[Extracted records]
**********
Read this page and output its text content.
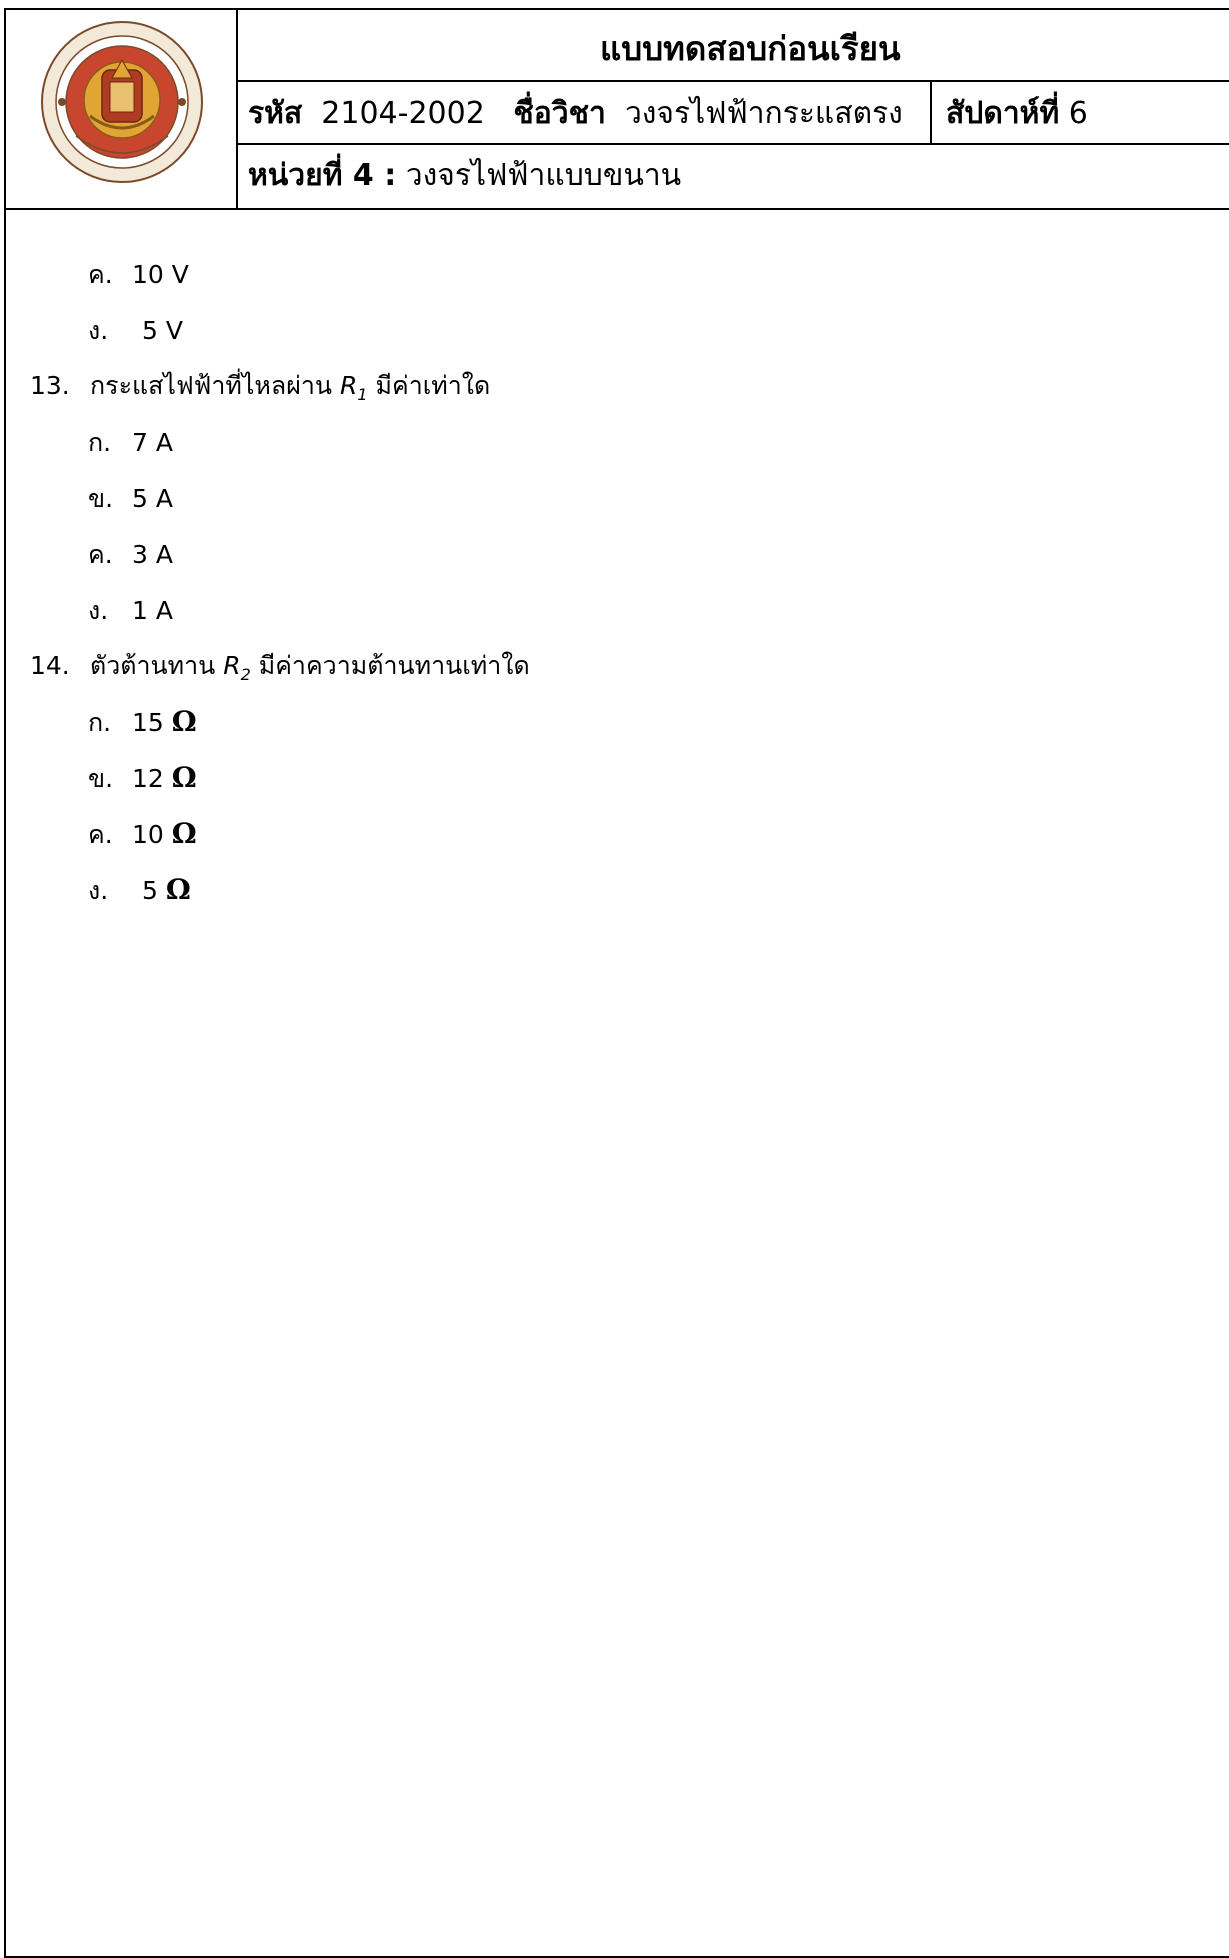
แบบทดสอบก่อนเรียน
รหัส 2104-2002 ชื่อวิชา วงจรไฟฟ้ากระแสตรง สัปดาห์ที่ 6
หน่วยที่ 4 : วงจรไฟฟ้าแบบขนาน
ค. 10 V
ง. 5 V
13. กระแสไฟฟ้าที่ไหลผ่าน $R_1$ มีค่าเท่าใด
ก. 7 A
ข. 5 A
ค. 3 A
ง. 1 A
14. ตัวต้านทาน $R_2$ มีค่าความต้านทานเท่าใด
ก. 15 Ω
ข. 12 Ω
ค. 10 Ω
ง. 5 Ω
**********
Write out the records above exactly as they appear, leaving out any pictures.

**Task answer:**
Read this page and output its text content.
แบบทดสอบก่อนเรียน
รหัส 2104-2002 ชื่อวิชา วงจรไฟฟ้ากระแสตรง สัปดาห์ที่ 6
หน่วยที่ 4 : วงจรไฟฟ้าแบบขนาน
ค. 10 V
ง. 5 V
13. กระแสไฟฟ้าที่ไหลผ่าน $R_1$ มีค่าเท่าใด
ก. 7 A
ข. 5 A
ค. 3 A
ง. 1 A
14. ตัวต้านทาน $R_2$ มีค่าความต้านทานเท่าใด
ก. 15 Ω
ข. 12 Ω
ค. 10 Ω
ง. 5 Ω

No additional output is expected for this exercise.